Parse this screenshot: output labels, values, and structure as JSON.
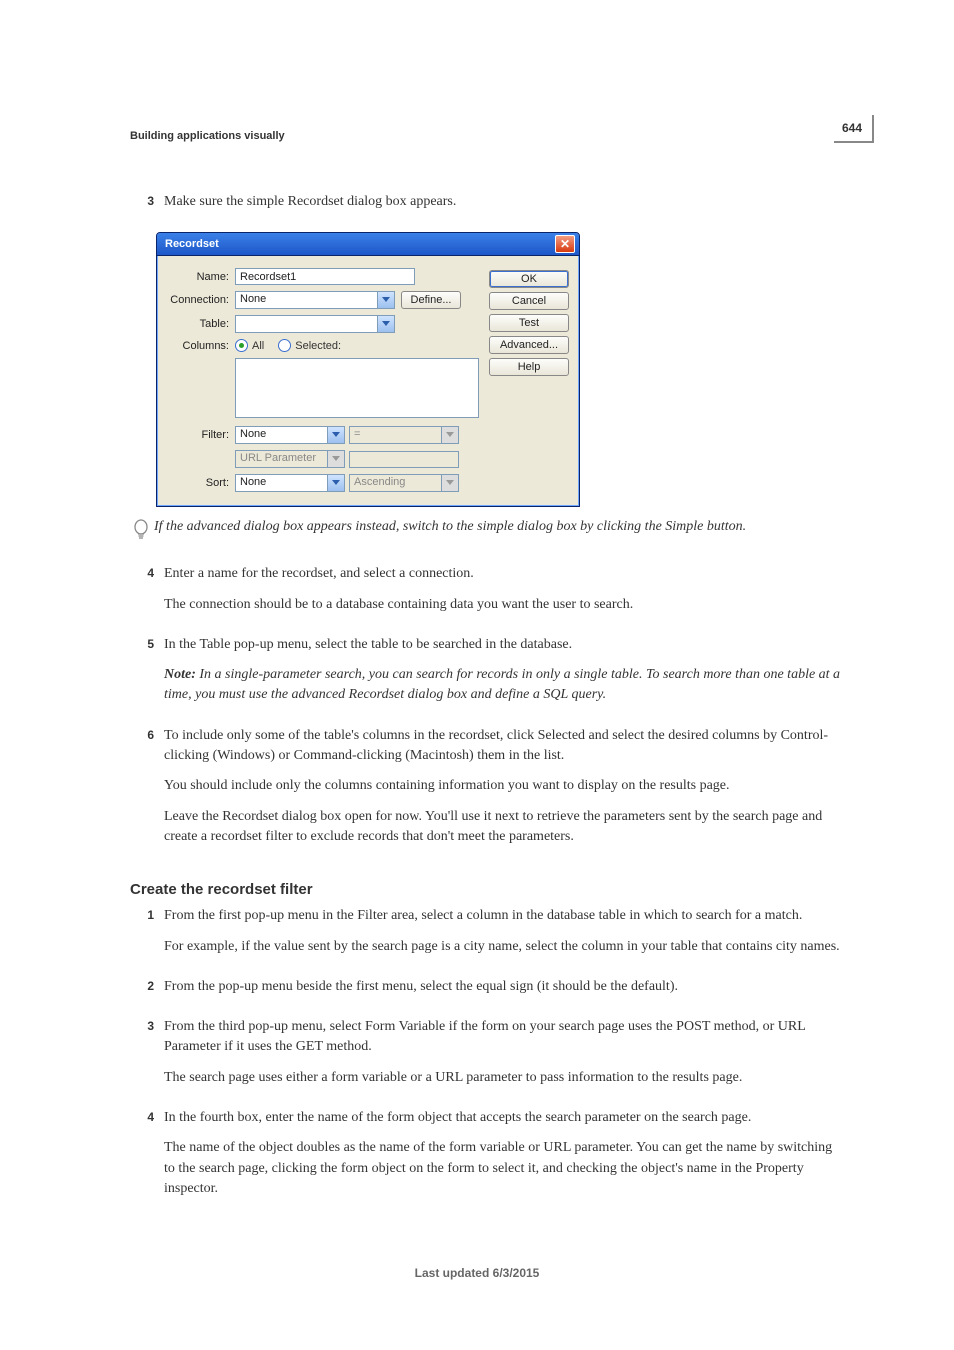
{
  "page_number": "644",
  "running_head": "Building applications visually",
  "intro_step": {
    "num": "3",
    "text": "Make sure the simple Recordset dialog box appears."
  },
  "dialog": {
    "title": "Recordset",
    "labels": {
      "name": "Name:",
      "connection": "Connection:",
      "table": "Table:",
      "columns": "Columns:",
      "filter": "Filter:",
      "sort": "Sort:"
    },
    "name_value": "Recordset1",
    "connection_value": "None",
    "table_value": "",
    "radio_all": "All",
    "radio_selected": "Selected:",
    "filter_col_value": "None",
    "filter_op_value": "=",
    "filter_type_value": "URL Parameter",
    "filter_val_value": "",
    "sort_col_value": "None",
    "sort_dir_value": "Ascending",
    "define_btn": "Define...",
    "buttons": {
      "ok": "OK",
      "cancel": "Cancel",
      "test": "Test",
      "advanced": "Advanced...",
      "help": "Help"
    }
  },
  "tip_text": "If the advanced dialog box appears instead, switch to the simple dialog box by clicking the Simple button.",
  "steps_after": [
    {
      "num": "4",
      "paras": [
        "Enter a name for the recordset, and select a connection.",
        "The connection should be to a database containing data you want the user to search."
      ]
    },
    {
      "num": "5",
      "paras": [
        "In the Table pop-up menu, select the table to be searched in the database."
      ],
      "note": "In a single-parameter search, you can search for records in only a single table. To search more than one table at a time, you must use the advanced Recordset dialog box and define a SQL query."
    },
    {
      "num": "6",
      "paras": [
        "To include only some of the table's columns in the recordset, click Selected and select the desired columns by Control-clicking (Windows) or Command-clicking (Macintosh) them in the list.",
        "You should include only the columns containing information you want to display on the results page.",
        "Leave the Recordset dialog box open for now. You'll use it next to retrieve the parameters sent by the search page and create a recordset filter to exclude records that don't meet the parameters."
      ]
    }
  ],
  "subhead": "Create the recordset filter",
  "filter_steps": [
    {
      "num": "1",
      "paras": [
        "From the first pop-up menu in the Filter area, select a column in the database table in which to search for a match.",
        "For example, if the value sent by the search page is a city name, select the column in your table that contains city names."
      ]
    },
    {
      "num": "2",
      "paras": [
        "From the pop-up menu beside the first menu, select the equal sign (it should be the default)."
      ]
    },
    {
      "num": "3",
      "paras": [
        "From the third pop-up menu, select Form Variable if the form on your search page uses the POST method, or URL Parameter if it uses the GET method.",
        "The search page uses either a form variable or a URL parameter to pass information to the results page."
      ]
    },
    {
      "num": "4",
      "paras": [
        "In the fourth box, enter the name of the form object that accepts the search parameter on the search page.",
        "The name of the object doubles as the name of the form variable or URL parameter. You can get the name by switching to the search page, clicking the form object on the form to select it, and checking the object's name in the Property inspector."
      ]
    }
  ],
  "footer": "Last updated 6/3/2015"
}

**WHAT YOU NEED TO DO:**
A single figure is required: the number of lines above in which the word "first" occurs.

**ANSWER TO THIS TASK:**
2